** start Available records **
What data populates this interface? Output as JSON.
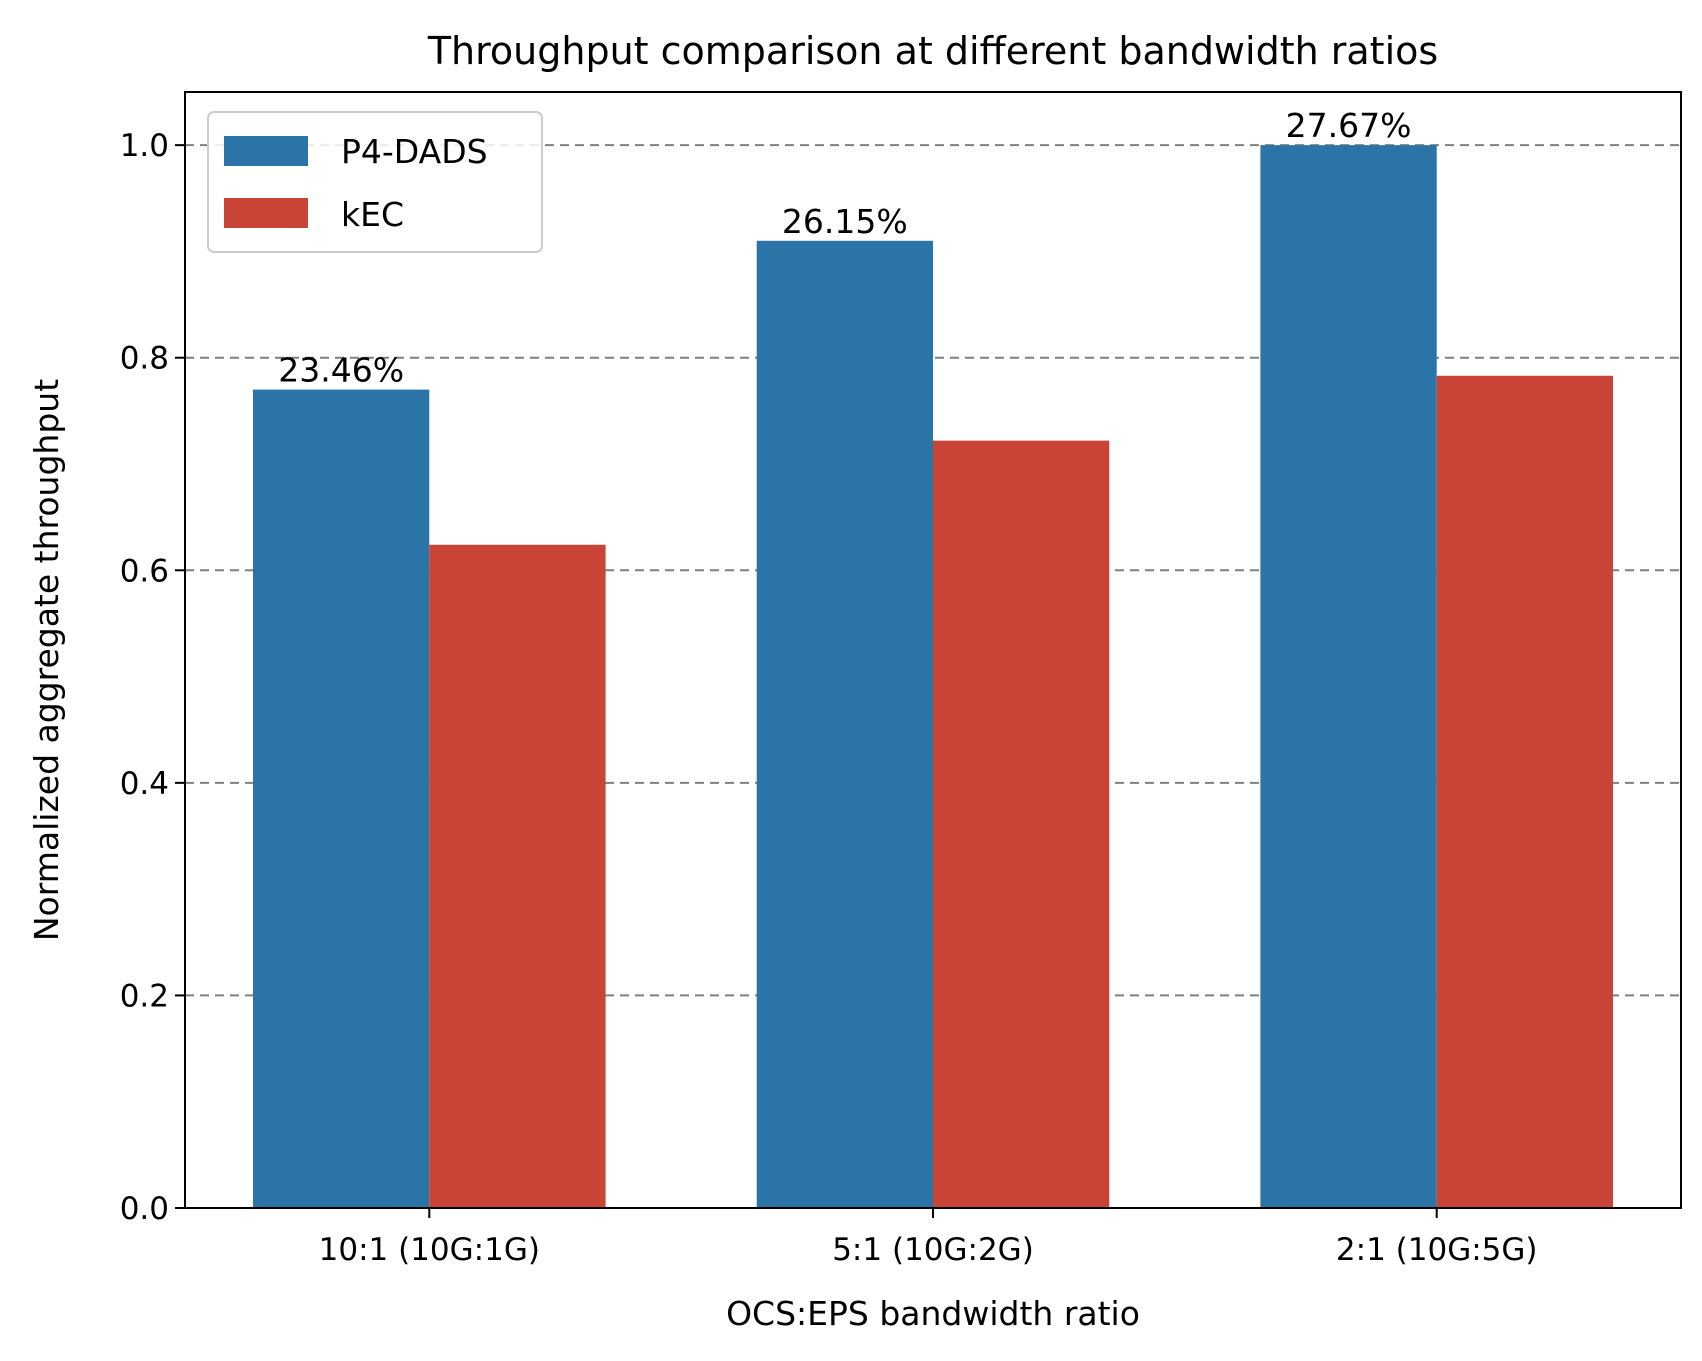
{
  "chart_data": {
    "type": "bar",
    "title": "Throughput comparison at different bandwidth ratios",
    "xlabel": "OCS:EPS bandwidth ratio",
    "ylabel": "Normalized aggregate throughput",
    "categories": [
      "10:1 (10G:1G)",
      "5:1 (10G:2G)",
      "2:1 (10G:5G)"
    ],
    "series": [
      {
        "name": "P4-DADS",
        "values": [
          0.77,
          0.91,
          1.0
        ],
        "color": "#2a74a7"
      },
      {
        "name": "kEC",
        "values": [
          0.624,
          0.722,
          0.783
        ],
        "color": "#c94436"
      }
    ],
    "annotations": [
      "23.46%",
      "26.15%",
      "27.67%"
    ],
    "ylim": [
      0,
      1.05
    ],
    "yticks": [
      0.0,
      0.2,
      0.4,
      0.6,
      0.8,
      1.0
    ],
    "ytick_labels": [
      "0.0",
      "0.2",
      "0.4",
      "0.6",
      "0.8",
      "1.0"
    ],
    "grid": "y-dashed",
    "legend_position": "top-left"
  }
}
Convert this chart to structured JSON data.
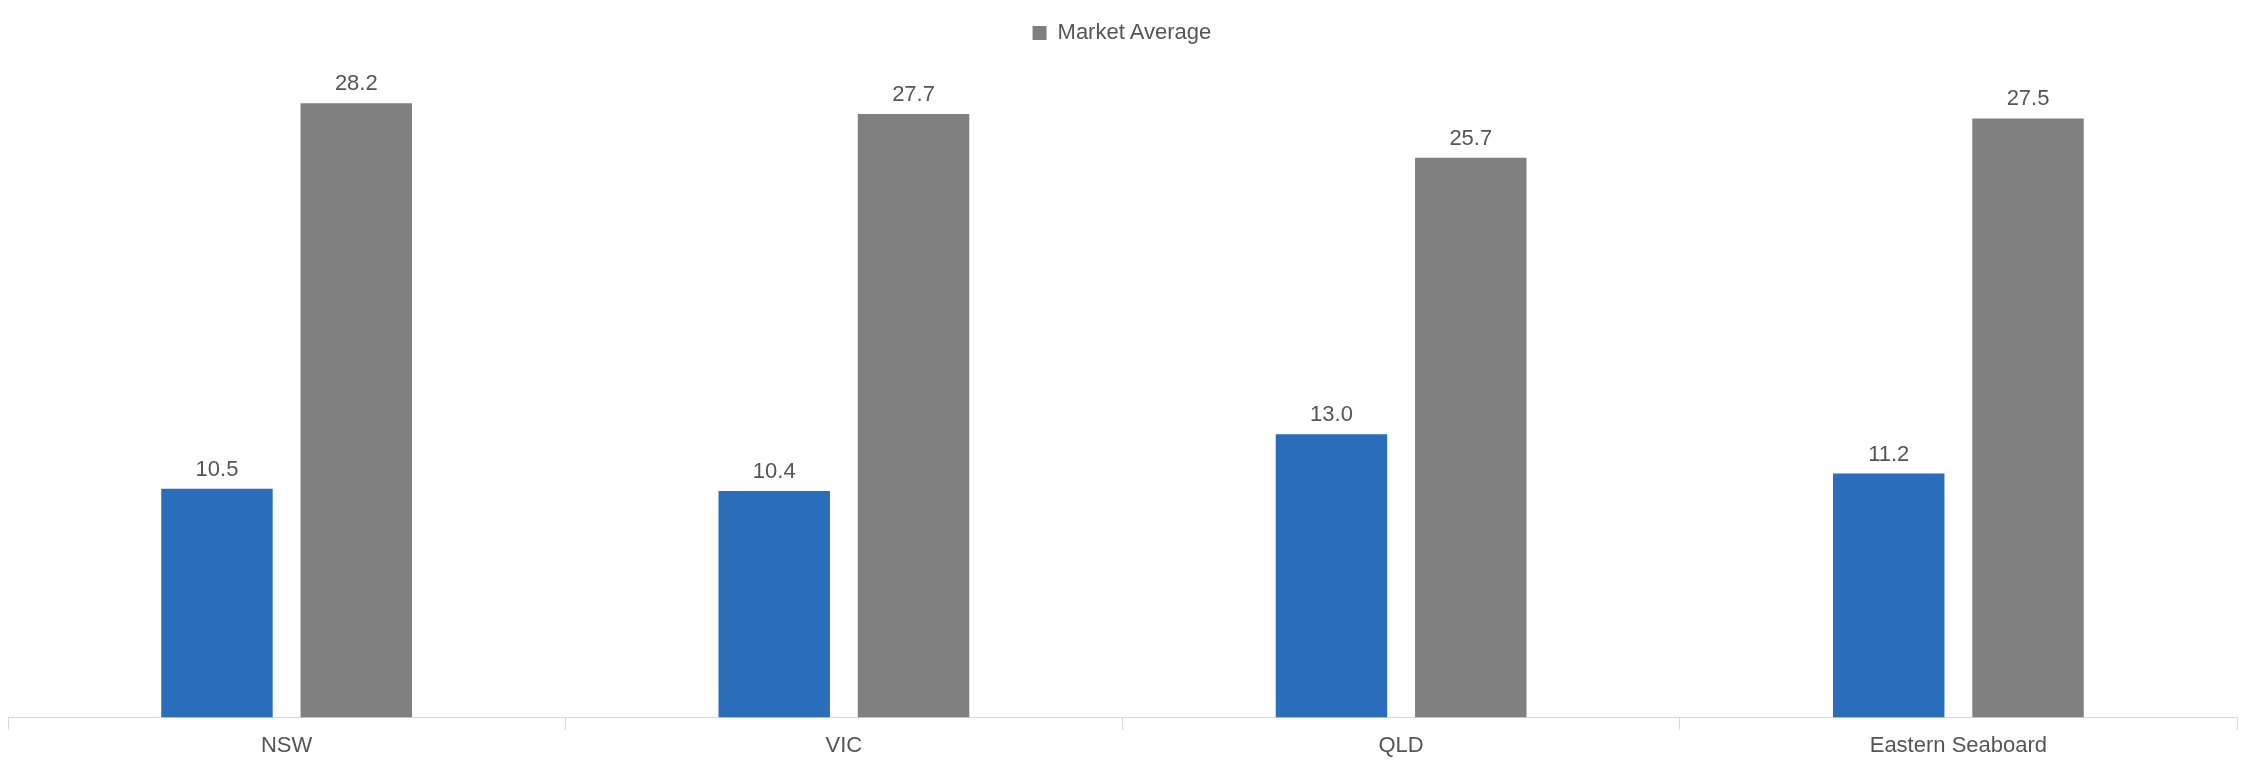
{
  "chart_data": {
    "type": "bar",
    "categories": [
      "NSW",
      "VIC",
      "QLD",
      "Eastern Seaboard"
    ],
    "series": [
      {
        "color": "#2a6ebb",
        "values": [
          10.5,
          10.4,
          13.0,
          11.2
        ],
        "value_labels": [
          "10.5",
          "10.4",
          "13.0",
          "11.2"
        ]
      },
      {
        "name": "Market Average",
        "color": "#808080",
        "values": [
          28.2,
          27.7,
          25.7,
          27.5
        ],
        "value_labels": [
          "28.2",
          "27.7",
          "25.7",
          "27.5"
        ]
      }
    ],
    "grid": false,
    "legend": "top"
  }
}
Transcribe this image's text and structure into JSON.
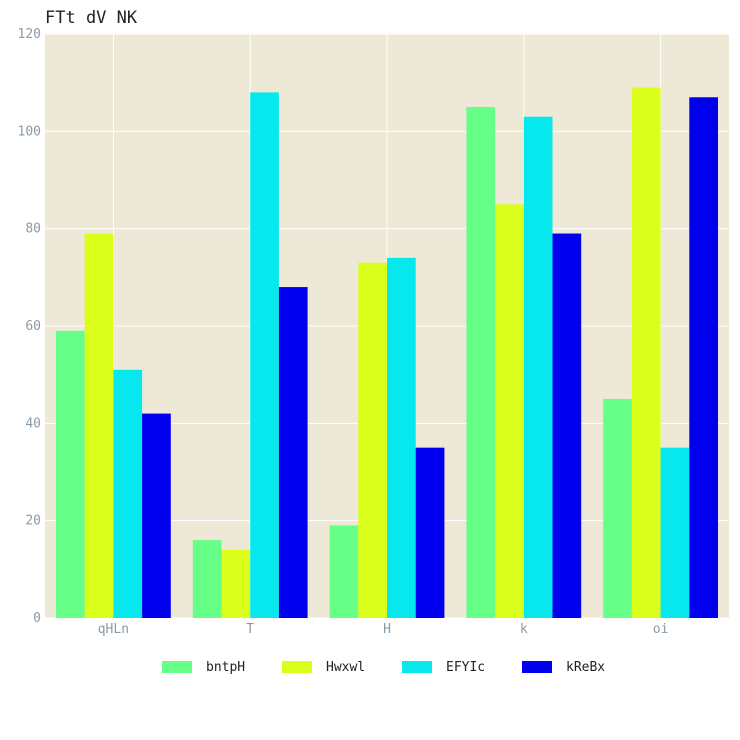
** end Available records **
Your goal =>
Copy every record above exactly as written, but leave out the pictures.

Answer to this task =>
What data populates this interface? Output as JSON.
{
  "chart_data": {
    "type": "bar",
    "title": "Throughput comparison at different bandwidth ratios",
    "xlabel": "OCS:EPS bandwidth ratio",
    "ylabel": "Normalized aggregate throughput",
    "categories": [
      "10:1 (10G:1G)",
      "5:1 (10G:2G)",
      "2:1 (10G:5G)"
    ],
    "series": [
      {
        "name": "P4-DADS",
        "values": [
          0.77,
          0.91,
          1.0
        ],
        "color": "#2a74a7"
      },
      {
        "name": "kEC",
        "values": [
          0.624,
          0.722,
          0.783
        ],
        "color": "#c94436"
      }
    ],
    "annotations": [
      "23.46%",
      "26.15%",
      "27.67%"
    ],
    "ylim": [
      0,
      1.05
    ],
    "yticks": [
      0.0,
      0.2,
      0.4,
      0.6,
      0.8,
      1.0
    ],
    "ytick_labels": [
      "0.0",
      "0.2",
      "0.4",
      "0.6",
      "0.8",
      "1.0"
    ],
    "grid": "y-dashed",
    "legend_position": "top-left"
  }
}
Convert this chart to structured JSON data.
{
  "chart_data": {
    "type": "bar",
    "categories": [
      "NSW",
      "VIC",
      "QLD",
      "Eastern Seaboard"
    ],
    "series": [
      {
        "color": "#2a6ebb",
        "values": [
          10.5,
          10.4,
          13.0,
          11.2
        ],
        "value_labels": [
          "10.5",
          "10.4",
          "13.0",
          "11.2"
        ]
      },
      {
        "name": "Market Average",
        "color": "#808080",
        "values": [
          28.2,
          27.7,
          25.7,
          27.5
        ],
        "value_labels": [
          "28.2",
          "27.7",
          "25.7",
          "27.5"
        ]
      }
    ],
    "grid": false,
    "legend": "top"
  }
}
Transcribe this image's text and structure into JSON.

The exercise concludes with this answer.